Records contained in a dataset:
———

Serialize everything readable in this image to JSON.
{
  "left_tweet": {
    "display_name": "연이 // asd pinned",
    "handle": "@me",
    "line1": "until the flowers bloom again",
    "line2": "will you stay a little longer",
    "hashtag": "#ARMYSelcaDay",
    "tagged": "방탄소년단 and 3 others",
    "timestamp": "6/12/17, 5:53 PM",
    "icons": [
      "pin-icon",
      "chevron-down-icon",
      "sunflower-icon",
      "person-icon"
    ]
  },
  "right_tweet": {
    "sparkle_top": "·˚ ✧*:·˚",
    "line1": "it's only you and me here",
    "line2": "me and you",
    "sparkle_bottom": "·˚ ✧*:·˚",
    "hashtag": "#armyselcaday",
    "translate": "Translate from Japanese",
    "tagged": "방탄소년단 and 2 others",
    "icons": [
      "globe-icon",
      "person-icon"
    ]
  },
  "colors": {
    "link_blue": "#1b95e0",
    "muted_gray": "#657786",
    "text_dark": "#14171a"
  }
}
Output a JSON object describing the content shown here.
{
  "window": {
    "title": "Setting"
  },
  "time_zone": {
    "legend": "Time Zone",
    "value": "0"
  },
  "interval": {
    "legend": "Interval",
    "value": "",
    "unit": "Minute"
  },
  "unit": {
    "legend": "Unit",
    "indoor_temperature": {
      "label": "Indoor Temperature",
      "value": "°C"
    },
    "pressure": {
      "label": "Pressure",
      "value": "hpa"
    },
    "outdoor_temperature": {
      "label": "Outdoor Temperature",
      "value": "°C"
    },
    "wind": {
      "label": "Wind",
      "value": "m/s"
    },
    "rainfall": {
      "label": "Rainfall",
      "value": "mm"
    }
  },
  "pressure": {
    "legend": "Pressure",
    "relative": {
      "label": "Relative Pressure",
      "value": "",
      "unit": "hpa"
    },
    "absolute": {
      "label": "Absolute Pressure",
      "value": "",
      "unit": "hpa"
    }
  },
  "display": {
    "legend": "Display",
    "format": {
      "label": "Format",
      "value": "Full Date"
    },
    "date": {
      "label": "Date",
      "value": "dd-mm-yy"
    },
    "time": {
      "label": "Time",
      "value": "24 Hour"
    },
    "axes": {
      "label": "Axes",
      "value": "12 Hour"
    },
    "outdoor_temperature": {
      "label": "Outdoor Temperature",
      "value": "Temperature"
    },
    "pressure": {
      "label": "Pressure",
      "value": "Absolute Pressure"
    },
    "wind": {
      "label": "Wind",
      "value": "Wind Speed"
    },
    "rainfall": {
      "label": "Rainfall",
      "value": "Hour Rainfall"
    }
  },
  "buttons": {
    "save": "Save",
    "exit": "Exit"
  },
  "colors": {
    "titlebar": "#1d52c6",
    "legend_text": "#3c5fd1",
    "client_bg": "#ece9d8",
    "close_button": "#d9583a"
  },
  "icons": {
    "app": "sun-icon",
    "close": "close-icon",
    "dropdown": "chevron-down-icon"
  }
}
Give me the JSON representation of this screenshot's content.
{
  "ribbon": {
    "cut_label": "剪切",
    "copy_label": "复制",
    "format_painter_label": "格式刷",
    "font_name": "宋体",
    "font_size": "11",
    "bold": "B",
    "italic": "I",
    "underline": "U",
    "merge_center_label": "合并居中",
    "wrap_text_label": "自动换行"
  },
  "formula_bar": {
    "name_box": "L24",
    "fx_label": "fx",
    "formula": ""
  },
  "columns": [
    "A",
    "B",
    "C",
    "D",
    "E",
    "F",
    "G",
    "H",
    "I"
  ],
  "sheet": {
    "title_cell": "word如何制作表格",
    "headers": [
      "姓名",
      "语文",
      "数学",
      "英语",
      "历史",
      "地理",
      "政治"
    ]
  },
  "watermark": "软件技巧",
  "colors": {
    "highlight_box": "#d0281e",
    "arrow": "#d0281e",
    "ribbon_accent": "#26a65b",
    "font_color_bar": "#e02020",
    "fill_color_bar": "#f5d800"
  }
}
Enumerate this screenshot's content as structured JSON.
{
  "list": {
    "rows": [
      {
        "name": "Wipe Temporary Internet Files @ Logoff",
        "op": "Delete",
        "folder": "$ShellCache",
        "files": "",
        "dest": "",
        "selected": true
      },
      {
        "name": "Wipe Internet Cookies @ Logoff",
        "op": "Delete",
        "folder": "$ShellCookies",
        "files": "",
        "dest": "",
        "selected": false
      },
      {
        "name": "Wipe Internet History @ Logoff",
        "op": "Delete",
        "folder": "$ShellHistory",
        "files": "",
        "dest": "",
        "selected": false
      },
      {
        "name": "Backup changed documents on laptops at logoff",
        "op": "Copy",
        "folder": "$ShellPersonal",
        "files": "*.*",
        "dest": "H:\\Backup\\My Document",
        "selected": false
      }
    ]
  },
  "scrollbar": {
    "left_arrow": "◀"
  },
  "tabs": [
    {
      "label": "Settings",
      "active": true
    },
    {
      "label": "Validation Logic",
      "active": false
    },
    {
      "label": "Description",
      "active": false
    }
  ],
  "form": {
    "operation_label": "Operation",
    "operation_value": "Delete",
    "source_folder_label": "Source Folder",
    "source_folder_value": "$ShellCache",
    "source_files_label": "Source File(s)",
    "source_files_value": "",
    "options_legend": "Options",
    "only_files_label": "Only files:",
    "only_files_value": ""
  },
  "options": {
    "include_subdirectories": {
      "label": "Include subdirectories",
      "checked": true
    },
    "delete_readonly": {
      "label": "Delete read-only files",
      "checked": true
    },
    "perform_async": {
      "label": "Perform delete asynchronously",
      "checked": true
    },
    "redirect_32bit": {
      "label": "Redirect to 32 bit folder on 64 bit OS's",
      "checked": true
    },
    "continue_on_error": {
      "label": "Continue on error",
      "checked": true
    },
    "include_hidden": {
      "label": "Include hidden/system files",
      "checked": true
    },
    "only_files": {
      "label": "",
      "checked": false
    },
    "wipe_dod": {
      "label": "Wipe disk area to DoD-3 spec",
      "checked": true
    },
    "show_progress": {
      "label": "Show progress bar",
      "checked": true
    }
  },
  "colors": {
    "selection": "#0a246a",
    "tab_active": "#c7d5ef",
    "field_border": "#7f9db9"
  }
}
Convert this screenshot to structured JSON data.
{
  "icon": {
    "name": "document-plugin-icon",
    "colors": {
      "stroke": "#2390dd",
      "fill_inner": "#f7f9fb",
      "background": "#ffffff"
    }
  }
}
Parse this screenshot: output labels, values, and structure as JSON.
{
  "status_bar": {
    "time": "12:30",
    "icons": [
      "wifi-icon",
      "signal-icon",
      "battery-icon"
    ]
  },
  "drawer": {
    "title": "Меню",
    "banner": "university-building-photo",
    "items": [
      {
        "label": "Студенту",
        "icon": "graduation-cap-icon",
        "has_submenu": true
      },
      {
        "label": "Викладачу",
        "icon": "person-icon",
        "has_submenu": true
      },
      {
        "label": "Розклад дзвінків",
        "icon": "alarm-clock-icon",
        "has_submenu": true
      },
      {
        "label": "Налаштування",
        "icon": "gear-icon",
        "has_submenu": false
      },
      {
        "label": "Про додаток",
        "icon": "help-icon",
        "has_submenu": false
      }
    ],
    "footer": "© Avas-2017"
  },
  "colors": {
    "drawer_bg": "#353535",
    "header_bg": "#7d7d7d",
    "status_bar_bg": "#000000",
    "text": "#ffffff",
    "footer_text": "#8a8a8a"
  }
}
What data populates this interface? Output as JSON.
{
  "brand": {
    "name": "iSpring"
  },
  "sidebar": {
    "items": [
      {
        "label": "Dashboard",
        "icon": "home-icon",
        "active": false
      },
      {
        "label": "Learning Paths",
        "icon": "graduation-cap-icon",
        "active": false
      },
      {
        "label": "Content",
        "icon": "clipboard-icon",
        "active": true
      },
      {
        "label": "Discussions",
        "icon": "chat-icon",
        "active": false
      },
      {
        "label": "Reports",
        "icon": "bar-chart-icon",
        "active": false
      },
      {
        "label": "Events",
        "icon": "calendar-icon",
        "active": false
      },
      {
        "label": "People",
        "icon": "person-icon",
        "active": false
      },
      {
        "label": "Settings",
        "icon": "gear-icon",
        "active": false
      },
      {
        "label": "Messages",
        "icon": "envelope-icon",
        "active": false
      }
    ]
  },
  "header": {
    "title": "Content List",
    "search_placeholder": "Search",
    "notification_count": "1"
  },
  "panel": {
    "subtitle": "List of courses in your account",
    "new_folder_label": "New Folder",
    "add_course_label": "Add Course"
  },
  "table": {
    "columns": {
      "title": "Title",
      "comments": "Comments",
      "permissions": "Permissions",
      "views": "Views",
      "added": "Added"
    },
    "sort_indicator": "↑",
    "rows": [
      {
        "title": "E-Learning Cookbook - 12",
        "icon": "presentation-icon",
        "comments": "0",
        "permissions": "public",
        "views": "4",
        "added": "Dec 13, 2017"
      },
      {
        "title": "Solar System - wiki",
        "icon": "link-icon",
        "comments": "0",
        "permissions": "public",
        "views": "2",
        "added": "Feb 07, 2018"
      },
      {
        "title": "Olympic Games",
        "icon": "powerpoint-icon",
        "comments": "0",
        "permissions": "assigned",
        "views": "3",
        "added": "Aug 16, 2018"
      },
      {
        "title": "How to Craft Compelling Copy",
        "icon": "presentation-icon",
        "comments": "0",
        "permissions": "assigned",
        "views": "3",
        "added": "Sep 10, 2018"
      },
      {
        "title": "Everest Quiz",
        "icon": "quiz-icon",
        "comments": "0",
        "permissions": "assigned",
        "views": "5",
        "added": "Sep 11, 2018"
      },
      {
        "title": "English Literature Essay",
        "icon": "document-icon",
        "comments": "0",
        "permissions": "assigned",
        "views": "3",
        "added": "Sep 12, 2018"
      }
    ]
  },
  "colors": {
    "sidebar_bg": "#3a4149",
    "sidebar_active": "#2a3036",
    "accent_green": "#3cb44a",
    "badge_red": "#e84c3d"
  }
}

———

▸ **STATED EXERCISE**
Go through the listing above and locate each line that holds the word "added". Copy those lines.

▸ **SOLUTION TO THIS PROBLEM**
      "added": "Added"
        "added": "Dec 13, 2017"
        "added": "Feb 07, 2018"
        "added": "Aug 16, 2018"
        "added": "Sep 10, 2018"
        "added": "Sep 11, 2018"
        "added": "Sep 12, 2018"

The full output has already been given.